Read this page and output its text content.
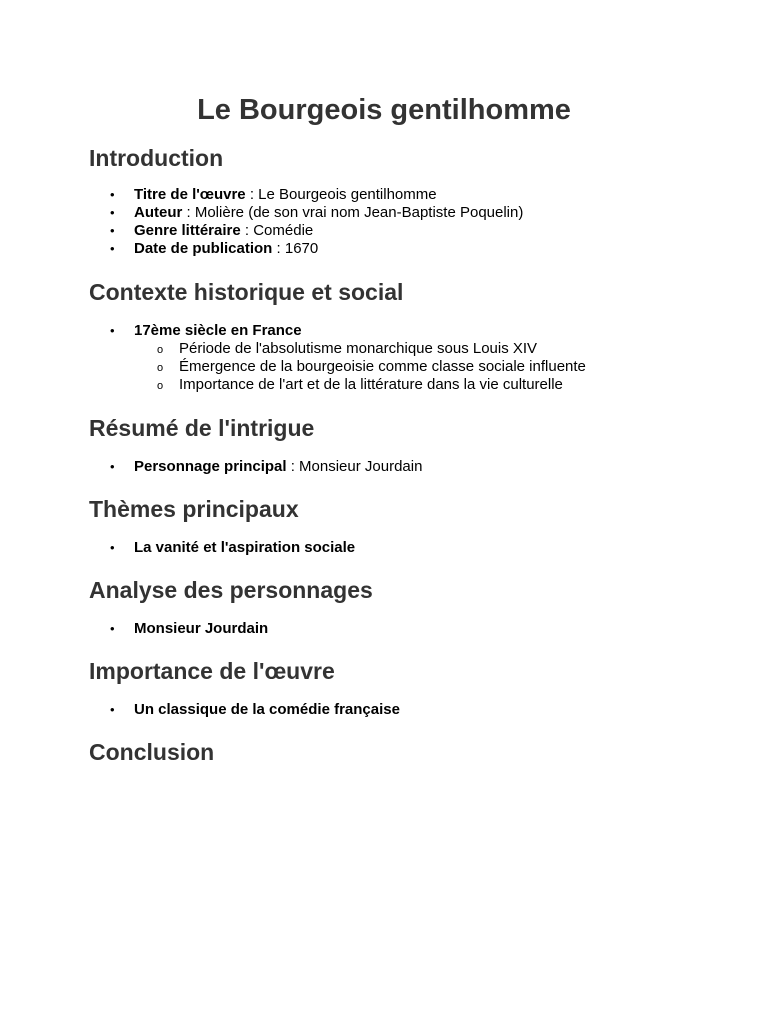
Le Bourgeois gentilhomme
Introduction
• Titre de l'œuvre : Le Bourgeois gentilhomme
• Auteur : Molière (de son vrai nom Jean-Baptiste Poquelin)
• Genre littéraire : Comédie
• Date de publication : 1670
Contexte historique et social
• 17ème siècle en France
o Période de l'absolutisme monarchique sous Louis XIV
o Émergence de la bourgeoisie comme classe sociale influente
o Importance de l'art et de la littérature dans la vie culturelle
Résumé de l'intrigue
• Personnage principal : Monsieur Jourdain
Thèmes principaux
• La vanité et l'aspiration sociale
Analyse des personnages
• Monsieur Jourdain
Importance de l'œuvre
• Un classique de la comédie française
Conclusion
━━━━━━━━━━━━━━━━
Problem statement:
Select and copy every line of the material that holds the string "œuvre".

Answer for this exercise:
• Titre de l'œuvre : Le Bourgeois gentilhomme
Importance de l'œuvre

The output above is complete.